> Exercise objective:
Each line of the material below should be reproduced exactly.

## START Source material

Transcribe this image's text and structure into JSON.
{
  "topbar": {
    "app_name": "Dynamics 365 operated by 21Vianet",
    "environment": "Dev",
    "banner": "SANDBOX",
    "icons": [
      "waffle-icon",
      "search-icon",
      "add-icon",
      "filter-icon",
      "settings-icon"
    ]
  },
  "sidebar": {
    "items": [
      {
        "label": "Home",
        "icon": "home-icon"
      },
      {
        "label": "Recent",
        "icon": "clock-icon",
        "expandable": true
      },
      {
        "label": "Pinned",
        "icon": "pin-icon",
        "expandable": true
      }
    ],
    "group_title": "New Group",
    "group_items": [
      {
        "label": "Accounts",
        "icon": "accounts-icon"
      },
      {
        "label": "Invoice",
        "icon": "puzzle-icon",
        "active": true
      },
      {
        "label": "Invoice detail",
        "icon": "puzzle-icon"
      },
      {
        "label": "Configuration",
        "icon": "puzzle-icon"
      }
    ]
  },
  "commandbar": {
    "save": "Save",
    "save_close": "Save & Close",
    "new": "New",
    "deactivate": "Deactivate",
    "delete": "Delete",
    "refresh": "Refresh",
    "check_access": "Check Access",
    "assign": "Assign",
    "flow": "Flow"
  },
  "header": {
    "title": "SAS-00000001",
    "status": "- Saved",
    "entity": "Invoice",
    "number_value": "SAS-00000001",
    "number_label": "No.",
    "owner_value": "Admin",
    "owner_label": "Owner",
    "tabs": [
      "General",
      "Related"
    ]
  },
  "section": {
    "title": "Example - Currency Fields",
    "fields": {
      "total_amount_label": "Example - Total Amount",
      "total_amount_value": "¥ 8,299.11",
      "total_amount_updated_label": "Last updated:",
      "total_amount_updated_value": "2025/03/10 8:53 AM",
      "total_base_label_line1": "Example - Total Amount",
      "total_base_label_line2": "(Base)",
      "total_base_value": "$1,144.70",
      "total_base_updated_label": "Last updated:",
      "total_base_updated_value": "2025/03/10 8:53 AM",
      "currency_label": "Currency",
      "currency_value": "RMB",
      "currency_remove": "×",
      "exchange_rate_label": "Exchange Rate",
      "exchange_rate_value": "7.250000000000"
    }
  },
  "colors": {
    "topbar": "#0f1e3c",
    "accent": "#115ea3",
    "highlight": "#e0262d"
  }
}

## END Source material

> Answer to this exercise:
Transcribe this image's text and structure into JSON.
{
  "topbar": {
    "app_name": "Dynamics 365 operated by 21Vianet",
    "environment": "Dev",
    "banner": "SANDBOX",
    "icons": [
      "waffle-icon",
      "search-icon",
      "add-icon",
      "filter-icon",
      "settings-icon"
    ]
  },
  "sidebar": {
    "items": [
      {
        "label": "Home",
        "icon": "home-icon"
      },
      {
        "label": "Recent",
        "icon": "clock-icon",
        "expandable": true
      },
      {
        "label": "Pinned",
        "icon": "pin-icon",
        "expandable": true
      }
    ],
    "group_title": "New Group",
    "group_items": [
      {
        "label": "Accounts",
        "icon": "accounts-icon"
      },
      {
        "label": "Invoice",
        "icon": "puzzle-icon",
        "active": true
      },
      {
        "label": "Invoice detail",
        "icon": "puzzle-icon"
      },
      {
        "label": "Configuration",
        "icon": "puzzle-icon"
      }
    ]
  },
  "commandbar": {
    "save": "Save",
    "save_close": "Save & Close",
    "new": "New",
    "deactivate": "Deactivate",
    "delete": "Delete",
    "refresh": "Refresh",
    "check_access": "Check Access",
    "assign": "Assign",
    "flow": "Flow"
  },
  "header": {
    "title": "SAS-00000001",
    "status": "- Saved",
    "entity": "Invoice",
    "number_value": "SAS-00000001",
    "number_label": "No.",
    "owner_value": "Admin",
    "owner_label": "Owner",
    "tabs": [
      "General",
      "Related"
    ]
  },
  "section": {
    "title": "Example - Currency Fields",
    "fields": {
      "total_amount_label": "Example - Total Amount",
      "total_amount_value": "¥ 8,299.11",
      "total_amount_updated_label": "Last updated:",
      "total_amount_updated_value": "2025/03/10 8:53 AM",
      "total_base_label_line1": "Example - Total Amount",
      "total_base_label_line2": "(Base)",
      "total_base_value": "$1,144.70",
      "total_base_updated_label": "Last updated:",
      "total_base_updated_value": "2025/03/10 8:53 AM",
      "currency_label": "Currency",
      "currency_value": "RMB",
      "currency_remove": "×",
      "exchange_rate_label": "Exchange Rate",
      "exchange_rate_value": "7.250000000000"
    }
  },
  "colors": {
    "topbar": "#0f1e3c",
    "accent": "#115ea3",
    "highlight": "#e0262d"
  }
}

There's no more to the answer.